PROBLEM REQUIREMENTS => Track down each line that has the word "Average" and copy it.

GIVEN RECORDS =>

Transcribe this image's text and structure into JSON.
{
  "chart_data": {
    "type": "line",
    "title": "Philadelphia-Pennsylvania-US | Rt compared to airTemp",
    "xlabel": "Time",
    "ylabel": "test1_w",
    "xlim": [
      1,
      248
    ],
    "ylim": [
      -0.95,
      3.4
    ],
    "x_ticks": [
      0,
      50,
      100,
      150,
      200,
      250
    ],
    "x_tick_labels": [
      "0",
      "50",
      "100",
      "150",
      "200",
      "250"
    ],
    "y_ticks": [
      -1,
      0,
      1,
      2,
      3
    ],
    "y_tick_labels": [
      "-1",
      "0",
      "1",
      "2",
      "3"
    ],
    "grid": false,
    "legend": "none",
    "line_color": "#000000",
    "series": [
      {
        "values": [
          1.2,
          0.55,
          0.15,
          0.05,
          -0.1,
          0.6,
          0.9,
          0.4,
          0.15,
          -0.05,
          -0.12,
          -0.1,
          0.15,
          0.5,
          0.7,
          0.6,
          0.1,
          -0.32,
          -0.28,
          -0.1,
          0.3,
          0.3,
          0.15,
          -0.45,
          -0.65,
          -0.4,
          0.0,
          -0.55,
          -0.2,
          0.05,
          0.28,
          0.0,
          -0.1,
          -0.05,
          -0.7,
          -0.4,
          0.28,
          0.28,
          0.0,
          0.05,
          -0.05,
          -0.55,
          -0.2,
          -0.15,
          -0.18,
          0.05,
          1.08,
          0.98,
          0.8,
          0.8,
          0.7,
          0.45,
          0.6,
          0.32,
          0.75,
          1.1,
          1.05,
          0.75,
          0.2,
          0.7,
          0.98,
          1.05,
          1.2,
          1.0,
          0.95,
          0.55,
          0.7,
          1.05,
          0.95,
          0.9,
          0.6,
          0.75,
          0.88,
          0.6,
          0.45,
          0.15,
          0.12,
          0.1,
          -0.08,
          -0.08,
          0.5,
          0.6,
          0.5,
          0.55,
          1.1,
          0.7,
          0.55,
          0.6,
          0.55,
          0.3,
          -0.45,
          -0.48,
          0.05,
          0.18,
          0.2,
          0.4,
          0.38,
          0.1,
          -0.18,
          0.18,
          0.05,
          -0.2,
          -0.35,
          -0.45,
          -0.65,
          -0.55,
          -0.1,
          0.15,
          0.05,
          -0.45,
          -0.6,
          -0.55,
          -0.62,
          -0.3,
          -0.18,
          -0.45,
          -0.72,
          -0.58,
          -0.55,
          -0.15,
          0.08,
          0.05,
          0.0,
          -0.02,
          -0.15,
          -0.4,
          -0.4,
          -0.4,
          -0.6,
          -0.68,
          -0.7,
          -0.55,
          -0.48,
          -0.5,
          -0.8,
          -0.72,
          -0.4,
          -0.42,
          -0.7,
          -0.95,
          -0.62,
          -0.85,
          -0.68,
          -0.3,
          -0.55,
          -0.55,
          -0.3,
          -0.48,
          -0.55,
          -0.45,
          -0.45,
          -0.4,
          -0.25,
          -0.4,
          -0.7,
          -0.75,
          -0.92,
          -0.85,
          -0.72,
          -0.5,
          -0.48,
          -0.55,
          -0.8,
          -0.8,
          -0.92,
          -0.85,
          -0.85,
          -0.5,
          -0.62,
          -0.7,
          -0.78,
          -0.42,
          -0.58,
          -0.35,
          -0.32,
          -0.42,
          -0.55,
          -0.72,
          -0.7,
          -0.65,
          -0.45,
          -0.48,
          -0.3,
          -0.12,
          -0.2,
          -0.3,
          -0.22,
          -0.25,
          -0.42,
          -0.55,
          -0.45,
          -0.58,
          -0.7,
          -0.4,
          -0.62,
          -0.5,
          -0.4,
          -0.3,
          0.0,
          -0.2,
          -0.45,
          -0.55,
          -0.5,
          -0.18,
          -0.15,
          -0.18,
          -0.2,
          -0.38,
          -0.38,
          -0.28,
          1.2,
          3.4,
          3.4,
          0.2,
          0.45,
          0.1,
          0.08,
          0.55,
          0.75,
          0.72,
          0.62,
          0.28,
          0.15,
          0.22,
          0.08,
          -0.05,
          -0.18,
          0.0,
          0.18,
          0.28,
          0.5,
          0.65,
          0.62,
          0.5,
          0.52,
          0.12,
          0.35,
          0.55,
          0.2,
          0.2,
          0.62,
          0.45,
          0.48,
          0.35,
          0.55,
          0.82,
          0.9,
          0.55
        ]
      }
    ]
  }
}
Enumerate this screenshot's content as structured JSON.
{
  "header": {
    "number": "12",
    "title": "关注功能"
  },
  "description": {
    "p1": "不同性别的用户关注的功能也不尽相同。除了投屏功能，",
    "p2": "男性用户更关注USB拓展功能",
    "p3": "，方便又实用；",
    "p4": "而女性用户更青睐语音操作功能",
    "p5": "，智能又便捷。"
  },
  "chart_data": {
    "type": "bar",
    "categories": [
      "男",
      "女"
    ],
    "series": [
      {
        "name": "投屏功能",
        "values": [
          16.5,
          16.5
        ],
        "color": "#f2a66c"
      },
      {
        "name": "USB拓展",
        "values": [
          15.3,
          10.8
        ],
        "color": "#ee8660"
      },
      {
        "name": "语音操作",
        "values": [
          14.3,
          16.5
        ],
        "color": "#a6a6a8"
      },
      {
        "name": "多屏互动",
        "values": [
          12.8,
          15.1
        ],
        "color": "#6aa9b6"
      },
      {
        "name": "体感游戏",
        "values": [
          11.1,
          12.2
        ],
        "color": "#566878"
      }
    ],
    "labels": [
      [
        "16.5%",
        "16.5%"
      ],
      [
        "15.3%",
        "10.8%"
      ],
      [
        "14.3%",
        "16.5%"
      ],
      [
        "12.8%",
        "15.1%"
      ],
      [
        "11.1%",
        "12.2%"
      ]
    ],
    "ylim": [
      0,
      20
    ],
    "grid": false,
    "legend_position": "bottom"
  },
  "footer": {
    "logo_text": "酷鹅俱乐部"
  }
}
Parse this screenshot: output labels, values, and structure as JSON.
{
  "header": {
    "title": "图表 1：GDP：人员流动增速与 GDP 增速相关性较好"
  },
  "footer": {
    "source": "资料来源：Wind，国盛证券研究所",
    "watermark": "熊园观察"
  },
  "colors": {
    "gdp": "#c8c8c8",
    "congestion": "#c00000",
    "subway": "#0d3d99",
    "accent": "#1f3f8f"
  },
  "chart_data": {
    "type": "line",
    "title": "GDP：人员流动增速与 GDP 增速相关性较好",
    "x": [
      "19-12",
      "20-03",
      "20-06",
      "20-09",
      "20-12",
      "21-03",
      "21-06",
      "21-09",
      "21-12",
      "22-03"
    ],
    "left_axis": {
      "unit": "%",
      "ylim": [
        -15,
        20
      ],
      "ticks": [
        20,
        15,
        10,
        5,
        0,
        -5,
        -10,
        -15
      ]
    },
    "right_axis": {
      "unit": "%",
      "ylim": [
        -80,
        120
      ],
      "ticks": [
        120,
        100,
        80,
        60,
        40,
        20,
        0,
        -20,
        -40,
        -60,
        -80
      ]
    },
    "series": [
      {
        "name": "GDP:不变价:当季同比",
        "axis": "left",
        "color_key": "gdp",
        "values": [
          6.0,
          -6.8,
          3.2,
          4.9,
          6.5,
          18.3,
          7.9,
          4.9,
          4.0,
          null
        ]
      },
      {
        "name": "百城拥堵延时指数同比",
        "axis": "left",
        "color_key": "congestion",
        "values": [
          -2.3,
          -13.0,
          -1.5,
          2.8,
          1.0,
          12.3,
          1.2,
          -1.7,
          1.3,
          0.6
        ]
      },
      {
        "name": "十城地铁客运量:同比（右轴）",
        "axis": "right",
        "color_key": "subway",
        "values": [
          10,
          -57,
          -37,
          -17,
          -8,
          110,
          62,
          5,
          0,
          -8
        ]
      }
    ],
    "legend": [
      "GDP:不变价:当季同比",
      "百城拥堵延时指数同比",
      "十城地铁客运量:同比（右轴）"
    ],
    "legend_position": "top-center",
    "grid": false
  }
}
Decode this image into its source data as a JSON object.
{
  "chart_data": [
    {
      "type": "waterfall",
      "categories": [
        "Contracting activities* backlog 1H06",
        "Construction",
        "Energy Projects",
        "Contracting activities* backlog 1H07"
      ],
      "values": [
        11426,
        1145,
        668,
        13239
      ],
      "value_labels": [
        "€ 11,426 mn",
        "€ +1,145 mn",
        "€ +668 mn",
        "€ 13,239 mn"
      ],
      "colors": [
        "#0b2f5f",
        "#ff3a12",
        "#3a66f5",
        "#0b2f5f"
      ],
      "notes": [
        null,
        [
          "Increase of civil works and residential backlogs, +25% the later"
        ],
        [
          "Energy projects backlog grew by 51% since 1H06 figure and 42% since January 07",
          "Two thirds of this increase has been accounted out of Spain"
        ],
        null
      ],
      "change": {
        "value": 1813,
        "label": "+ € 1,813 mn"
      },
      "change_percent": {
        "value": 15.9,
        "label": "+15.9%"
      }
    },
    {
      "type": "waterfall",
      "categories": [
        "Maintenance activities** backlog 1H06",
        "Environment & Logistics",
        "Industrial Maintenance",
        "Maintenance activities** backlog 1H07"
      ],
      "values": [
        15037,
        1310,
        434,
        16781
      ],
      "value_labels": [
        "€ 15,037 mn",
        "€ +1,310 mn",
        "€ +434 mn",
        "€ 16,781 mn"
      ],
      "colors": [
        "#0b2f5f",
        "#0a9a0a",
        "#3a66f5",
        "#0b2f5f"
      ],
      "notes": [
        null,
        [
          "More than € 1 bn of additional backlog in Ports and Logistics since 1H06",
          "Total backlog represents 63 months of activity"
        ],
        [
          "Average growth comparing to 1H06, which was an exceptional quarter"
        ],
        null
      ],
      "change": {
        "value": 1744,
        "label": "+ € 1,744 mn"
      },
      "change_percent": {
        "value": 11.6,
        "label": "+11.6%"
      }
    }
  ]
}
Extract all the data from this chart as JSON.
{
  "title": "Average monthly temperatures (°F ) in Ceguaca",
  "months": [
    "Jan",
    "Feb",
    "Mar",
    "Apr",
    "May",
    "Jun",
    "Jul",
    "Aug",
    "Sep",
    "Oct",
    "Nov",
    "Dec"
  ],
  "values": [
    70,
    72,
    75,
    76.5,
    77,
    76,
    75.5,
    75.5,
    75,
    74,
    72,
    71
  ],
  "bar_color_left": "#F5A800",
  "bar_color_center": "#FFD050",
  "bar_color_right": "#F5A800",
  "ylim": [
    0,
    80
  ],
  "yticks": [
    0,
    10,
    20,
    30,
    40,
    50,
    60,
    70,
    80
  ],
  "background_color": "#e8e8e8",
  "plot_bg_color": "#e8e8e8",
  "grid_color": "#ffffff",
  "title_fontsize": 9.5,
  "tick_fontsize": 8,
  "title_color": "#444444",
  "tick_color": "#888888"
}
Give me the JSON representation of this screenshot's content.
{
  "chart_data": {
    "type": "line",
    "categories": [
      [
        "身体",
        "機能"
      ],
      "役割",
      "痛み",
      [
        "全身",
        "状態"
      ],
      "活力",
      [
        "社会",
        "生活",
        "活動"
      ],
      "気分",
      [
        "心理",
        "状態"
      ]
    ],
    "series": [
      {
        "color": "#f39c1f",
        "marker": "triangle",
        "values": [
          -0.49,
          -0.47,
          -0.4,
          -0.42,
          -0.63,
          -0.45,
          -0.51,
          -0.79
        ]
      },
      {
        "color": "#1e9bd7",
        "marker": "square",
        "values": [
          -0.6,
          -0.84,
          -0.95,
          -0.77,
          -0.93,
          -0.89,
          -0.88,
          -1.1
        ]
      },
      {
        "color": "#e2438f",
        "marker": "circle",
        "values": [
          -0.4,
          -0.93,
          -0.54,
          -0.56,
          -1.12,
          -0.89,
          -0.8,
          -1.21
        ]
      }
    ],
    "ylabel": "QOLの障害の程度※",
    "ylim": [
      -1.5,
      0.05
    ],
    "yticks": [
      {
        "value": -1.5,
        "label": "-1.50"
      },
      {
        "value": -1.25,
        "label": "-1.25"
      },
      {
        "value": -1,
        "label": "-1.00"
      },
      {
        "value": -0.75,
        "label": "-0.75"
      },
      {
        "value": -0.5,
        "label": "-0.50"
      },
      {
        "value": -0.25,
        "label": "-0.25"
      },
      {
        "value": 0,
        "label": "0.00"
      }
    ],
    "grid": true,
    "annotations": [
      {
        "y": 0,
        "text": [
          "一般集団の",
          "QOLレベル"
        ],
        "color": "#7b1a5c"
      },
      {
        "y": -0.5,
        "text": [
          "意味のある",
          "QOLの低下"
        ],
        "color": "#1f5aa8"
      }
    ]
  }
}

FULL ANSWER =>
          "Average growth comparing to 1H06, which was an exceptional quarter"
  "title": "Average monthly temperatures (°F ) in Ceguaca",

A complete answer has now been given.